[Start MATERIAL FOR THE TASK]

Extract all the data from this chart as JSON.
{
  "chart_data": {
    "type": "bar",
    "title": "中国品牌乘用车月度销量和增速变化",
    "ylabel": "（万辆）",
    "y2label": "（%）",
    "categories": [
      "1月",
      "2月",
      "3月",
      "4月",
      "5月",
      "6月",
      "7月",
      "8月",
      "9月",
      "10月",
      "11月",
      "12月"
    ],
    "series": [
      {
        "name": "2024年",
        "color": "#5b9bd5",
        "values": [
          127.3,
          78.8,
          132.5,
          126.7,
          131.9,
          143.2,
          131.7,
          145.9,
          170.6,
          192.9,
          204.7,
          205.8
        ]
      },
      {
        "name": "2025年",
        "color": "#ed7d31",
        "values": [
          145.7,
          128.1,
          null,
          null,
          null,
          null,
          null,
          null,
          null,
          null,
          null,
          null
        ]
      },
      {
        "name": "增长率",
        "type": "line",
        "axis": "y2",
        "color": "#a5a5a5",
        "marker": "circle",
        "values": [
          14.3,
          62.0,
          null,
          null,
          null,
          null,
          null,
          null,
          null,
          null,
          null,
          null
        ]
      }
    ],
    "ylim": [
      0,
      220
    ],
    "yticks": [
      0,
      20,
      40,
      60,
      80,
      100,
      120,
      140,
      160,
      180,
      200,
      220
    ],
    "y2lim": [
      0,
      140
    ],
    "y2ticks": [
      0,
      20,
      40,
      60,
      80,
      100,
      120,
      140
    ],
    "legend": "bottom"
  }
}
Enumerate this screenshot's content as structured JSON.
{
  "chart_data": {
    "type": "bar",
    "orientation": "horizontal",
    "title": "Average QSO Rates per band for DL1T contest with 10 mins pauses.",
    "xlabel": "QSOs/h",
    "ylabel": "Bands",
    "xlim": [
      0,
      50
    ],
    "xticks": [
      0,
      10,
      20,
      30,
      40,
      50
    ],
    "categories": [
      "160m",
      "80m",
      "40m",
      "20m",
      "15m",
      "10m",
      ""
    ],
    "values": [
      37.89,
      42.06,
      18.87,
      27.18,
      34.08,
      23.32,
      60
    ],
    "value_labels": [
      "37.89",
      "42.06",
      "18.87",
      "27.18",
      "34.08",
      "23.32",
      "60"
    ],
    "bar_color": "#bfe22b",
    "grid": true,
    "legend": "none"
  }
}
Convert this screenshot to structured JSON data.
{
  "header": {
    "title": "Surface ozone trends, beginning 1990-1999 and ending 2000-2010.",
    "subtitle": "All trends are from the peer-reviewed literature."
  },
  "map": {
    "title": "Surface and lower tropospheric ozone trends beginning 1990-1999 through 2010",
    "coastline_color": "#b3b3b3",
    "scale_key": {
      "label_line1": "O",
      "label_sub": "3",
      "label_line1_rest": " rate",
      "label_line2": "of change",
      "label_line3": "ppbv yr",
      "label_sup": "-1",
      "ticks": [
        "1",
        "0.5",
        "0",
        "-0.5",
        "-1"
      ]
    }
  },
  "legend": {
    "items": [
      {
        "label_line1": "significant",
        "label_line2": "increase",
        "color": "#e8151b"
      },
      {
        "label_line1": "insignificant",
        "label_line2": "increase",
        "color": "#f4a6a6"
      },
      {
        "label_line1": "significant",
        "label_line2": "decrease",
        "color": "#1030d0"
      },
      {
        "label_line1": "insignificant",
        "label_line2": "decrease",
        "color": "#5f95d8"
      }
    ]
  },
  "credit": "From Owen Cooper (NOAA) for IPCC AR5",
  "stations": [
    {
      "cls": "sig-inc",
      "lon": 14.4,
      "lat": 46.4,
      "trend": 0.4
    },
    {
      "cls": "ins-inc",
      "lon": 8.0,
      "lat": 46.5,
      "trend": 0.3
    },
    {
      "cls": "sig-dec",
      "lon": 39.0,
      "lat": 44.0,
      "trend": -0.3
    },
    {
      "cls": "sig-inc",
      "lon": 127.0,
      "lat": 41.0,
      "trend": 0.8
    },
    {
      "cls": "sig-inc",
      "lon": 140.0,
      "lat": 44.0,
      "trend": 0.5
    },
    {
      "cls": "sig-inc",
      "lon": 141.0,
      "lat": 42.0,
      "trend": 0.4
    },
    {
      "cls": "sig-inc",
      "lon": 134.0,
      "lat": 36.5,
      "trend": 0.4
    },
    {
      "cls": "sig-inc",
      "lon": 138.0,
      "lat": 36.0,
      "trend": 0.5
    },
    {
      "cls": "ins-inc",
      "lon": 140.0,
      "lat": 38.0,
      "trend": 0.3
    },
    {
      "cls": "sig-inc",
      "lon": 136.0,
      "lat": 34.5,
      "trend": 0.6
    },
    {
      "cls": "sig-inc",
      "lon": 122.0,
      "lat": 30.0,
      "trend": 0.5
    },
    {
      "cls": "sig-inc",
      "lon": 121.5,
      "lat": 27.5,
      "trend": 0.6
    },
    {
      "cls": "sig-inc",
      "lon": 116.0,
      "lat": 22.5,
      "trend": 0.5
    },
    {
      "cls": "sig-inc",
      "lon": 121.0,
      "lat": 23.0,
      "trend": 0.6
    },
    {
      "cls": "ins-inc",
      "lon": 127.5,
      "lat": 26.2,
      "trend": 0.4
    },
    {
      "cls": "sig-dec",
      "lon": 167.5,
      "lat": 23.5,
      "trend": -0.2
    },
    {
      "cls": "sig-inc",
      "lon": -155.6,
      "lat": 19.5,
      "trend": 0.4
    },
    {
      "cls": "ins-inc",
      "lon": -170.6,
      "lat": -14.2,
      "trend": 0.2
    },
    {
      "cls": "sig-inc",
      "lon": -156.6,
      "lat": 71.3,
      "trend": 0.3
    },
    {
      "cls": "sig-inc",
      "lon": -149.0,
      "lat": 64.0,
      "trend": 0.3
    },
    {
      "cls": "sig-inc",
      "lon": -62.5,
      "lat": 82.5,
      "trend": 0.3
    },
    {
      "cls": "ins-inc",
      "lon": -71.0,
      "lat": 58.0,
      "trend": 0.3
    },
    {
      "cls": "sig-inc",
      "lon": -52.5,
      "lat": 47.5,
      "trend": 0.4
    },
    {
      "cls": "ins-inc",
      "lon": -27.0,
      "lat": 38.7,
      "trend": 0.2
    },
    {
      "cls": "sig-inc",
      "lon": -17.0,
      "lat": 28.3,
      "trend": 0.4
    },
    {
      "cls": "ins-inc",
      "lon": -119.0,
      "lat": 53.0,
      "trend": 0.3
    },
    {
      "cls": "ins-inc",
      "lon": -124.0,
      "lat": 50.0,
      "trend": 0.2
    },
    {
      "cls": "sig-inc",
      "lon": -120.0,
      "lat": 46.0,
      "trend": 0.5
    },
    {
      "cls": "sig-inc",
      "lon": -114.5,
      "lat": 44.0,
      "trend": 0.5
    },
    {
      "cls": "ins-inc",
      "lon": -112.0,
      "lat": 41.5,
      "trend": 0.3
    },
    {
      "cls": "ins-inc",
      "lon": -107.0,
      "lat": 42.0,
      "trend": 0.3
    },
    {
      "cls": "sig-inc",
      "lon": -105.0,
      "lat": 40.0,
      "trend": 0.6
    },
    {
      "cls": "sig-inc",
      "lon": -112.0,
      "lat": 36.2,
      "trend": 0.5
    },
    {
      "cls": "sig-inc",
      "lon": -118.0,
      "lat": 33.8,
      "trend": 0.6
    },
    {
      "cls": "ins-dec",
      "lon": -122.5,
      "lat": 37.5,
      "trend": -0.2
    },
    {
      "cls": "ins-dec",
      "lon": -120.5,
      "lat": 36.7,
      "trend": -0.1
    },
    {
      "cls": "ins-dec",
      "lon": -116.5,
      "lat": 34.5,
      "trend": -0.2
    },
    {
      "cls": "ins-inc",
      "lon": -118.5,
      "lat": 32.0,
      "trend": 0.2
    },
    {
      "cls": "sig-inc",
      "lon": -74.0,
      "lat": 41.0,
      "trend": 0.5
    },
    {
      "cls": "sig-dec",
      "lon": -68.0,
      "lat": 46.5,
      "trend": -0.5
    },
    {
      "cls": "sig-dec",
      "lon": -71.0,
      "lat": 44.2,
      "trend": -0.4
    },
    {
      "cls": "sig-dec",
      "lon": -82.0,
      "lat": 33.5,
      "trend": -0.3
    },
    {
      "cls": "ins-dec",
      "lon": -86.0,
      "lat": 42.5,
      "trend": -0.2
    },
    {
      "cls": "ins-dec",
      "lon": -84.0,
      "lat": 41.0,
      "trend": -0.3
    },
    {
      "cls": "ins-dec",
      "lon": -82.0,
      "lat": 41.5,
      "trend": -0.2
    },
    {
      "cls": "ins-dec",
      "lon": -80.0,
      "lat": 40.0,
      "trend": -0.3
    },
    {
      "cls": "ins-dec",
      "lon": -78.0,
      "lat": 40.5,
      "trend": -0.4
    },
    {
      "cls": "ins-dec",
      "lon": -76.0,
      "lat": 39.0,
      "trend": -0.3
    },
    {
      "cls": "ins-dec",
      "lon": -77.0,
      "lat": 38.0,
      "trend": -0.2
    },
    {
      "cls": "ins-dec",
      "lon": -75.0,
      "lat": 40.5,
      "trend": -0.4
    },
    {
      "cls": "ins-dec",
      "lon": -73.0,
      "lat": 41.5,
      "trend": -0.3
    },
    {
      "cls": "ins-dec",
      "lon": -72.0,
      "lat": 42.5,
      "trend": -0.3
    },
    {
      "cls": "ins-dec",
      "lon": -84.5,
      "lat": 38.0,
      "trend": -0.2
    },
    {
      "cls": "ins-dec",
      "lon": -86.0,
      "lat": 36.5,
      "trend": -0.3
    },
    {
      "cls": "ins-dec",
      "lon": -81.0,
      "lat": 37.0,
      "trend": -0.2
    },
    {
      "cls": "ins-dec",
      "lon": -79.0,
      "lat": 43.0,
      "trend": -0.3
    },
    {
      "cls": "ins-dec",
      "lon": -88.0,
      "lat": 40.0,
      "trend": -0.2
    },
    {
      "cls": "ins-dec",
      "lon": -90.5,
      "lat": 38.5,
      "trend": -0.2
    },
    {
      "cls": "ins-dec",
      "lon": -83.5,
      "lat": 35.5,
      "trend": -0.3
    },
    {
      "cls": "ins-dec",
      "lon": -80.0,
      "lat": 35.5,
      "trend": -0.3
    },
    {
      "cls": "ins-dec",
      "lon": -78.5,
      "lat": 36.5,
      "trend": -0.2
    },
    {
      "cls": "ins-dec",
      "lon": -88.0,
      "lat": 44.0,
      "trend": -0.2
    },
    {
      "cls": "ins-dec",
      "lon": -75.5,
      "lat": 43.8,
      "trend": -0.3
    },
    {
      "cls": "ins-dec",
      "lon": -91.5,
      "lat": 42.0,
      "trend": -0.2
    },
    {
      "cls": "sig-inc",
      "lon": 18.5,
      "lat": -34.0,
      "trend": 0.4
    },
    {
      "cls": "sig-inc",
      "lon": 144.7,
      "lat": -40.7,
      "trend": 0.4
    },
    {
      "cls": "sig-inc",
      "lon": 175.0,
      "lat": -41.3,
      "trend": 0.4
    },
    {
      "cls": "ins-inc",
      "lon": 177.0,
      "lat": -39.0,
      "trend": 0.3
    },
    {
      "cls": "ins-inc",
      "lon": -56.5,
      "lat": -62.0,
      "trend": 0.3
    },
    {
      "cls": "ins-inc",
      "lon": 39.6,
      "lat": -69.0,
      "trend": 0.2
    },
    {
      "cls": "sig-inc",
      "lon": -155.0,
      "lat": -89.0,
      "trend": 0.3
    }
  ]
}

[End MATERIAL FOR THE TASK]

Copy out each line of the data containing the string "trends".

EXERCISE RESULT –
    "title": "Surface ozone trends, beginning 1990-1999 and ending 2000-2010.",
    "subtitle": "All trends are from the peer-reviewed literature."
    "title": "Surface and lower tropospheric ozone trends beginning 1990-1999 through 2010",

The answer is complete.